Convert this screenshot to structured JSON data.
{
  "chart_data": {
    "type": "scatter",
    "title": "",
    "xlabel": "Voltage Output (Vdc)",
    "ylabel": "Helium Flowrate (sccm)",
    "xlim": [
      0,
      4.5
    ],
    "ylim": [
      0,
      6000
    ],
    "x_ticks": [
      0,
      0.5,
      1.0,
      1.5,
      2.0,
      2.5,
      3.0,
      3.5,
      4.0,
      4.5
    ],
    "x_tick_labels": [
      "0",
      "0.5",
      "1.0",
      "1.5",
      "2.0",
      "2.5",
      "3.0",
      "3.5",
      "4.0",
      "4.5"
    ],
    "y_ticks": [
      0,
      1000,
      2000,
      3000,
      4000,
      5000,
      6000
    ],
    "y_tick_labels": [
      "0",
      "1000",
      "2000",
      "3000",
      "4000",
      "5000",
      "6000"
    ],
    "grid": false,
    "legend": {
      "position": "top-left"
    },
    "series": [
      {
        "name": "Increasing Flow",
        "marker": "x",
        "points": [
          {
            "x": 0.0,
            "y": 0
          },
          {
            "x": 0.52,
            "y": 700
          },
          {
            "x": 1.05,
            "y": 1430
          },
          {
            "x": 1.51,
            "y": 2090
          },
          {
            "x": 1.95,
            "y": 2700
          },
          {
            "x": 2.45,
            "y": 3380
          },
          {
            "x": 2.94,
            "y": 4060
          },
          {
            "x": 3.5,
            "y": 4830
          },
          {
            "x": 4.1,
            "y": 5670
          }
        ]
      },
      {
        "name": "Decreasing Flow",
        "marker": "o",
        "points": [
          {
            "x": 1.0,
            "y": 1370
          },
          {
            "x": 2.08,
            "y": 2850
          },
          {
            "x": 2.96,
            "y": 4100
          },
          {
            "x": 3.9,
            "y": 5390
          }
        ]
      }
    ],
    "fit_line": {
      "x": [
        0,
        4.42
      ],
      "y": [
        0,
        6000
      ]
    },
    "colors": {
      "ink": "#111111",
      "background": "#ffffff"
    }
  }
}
◇ ◇ ◇ ◇ ◇ ◇ ◇
EXERCISE DESCRIPTION:
Output the records exactly, including every line.

ANSWER TO THIS TASK:
Convert this screenshot to structured JSON data.
{
  "chart_data": {
    "type": "scatter",
    "title": "",
    "xlabel": "Voltage Output (Vdc)",
    "ylabel": "Helium Flowrate (sccm)",
    "xlim": [
      0,
      4.5
    ],
    "ylim": [
      0,
      6000
    ],
    "x_ticks": [
      0,
      0.5,
      1.0,
      1.5,
      2.0,
      2.5,
      3.0,
      3.5,
      4.0,
      4.5
    ],
    "x_tick_labels": [
      "0",
      "0.5",
      "1.0",
      "1.5",
      "2.0",
      "2.5",
      "3.0",
      "3.5",
      "4.0",
      "4.5"
    ],
    "y_ticks": [
      0,
      1000,
      2000,
      3000,
      4000,
      5000,
      6000
    ],
    "y_tick_labels": [
      "0",
      "1000",
      "2000",
      "3000",
      "4000",
      "5000",
      "6000"
    ],
    "grid": false,
    "legend": {
      "position": "top-left"
    },
    "series": [
      {
        "name": "Increasing Flow",
        "marker": "x",
        "points": [
          {
            "x": 0.0,
            "y": 0
          },
          {
            "x": 0.52,
            "y": 700
          },
          {
            "x": 1.05,
            "y": 1430
          },
          {
            "x": 1.51,
            "y": 2090
          },
          {
            "x": 1.95,
            "y": 2700
          },
          {
            "x": 2.45,
            "y": 3380
          },
          {
            "x": 2.94,
            "y": 4060
          },
          {
            "x": 3.5,
            "y": 4830
          },
          {
            "x": 4.1,
            "y": 5670
          }
        ]
      },
      {
        "name": "Decreasing Flow",
        "marker": "o",
        "points": [
          {
            "x": 1.0,
            "y": 1370
          },
          {
            "x": 2.08,
            "y": 2850
          },
          {
            "x": 2.96,
            "y": 4100
          },
          {
            "x": 3.9,
            "y": 5390
          }
        ]
      }
    ],
    "fit_line": {
      "x": [
        0,
        4.42
      ],
      "y": [
        0,
        6000
      ]
    },
    "colors": {
      "ink": "#111111",
      "background": "#ffffff"
    }
  }
}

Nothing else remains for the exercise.